Task to carry out: Draw out every line with the word "σελίδα" from the listing below.

Data shown:
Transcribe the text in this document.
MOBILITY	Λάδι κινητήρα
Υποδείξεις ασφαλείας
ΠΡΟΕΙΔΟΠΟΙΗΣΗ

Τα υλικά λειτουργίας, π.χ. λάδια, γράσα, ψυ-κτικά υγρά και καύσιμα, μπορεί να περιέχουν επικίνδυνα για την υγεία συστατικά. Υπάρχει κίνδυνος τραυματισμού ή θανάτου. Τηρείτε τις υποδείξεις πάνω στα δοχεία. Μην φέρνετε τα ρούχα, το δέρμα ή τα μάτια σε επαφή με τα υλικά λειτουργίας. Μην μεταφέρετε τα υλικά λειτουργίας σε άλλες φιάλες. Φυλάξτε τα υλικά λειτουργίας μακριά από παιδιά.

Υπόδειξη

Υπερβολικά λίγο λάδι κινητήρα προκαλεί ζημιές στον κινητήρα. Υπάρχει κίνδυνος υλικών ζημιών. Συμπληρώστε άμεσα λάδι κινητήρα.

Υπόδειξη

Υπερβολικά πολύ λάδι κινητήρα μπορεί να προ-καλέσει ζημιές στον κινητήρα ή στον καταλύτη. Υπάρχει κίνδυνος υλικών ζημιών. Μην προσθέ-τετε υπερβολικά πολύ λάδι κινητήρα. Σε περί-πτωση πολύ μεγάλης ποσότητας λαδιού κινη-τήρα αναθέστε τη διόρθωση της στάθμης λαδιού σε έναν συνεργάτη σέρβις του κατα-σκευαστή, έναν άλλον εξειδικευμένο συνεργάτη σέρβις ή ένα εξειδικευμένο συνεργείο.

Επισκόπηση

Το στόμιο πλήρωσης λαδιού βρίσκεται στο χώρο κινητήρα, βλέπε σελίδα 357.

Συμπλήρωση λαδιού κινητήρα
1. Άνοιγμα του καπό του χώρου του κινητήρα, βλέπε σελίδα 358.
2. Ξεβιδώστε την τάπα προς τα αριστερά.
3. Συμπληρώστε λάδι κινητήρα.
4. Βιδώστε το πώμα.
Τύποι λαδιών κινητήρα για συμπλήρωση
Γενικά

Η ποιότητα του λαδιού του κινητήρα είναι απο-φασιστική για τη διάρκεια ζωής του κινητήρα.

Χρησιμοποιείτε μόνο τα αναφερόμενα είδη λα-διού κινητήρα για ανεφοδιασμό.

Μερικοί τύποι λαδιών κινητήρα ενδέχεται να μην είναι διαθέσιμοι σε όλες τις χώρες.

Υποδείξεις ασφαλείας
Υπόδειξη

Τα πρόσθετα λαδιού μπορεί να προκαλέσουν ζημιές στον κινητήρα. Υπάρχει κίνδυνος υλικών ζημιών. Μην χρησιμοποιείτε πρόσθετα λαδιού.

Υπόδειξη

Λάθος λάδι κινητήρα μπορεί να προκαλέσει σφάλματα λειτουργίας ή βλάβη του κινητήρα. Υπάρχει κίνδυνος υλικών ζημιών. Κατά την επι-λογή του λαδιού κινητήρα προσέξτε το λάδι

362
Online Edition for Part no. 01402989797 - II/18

Written solution:
Το στόμιο πλήρωσης λαδιού βρίσκεται στο χώρο κινητήρα, βλέπε σελίδα 357.
1. Άνοιγμα του καπό του χώρου του κινητήρα, βλέπε σελίδα 358.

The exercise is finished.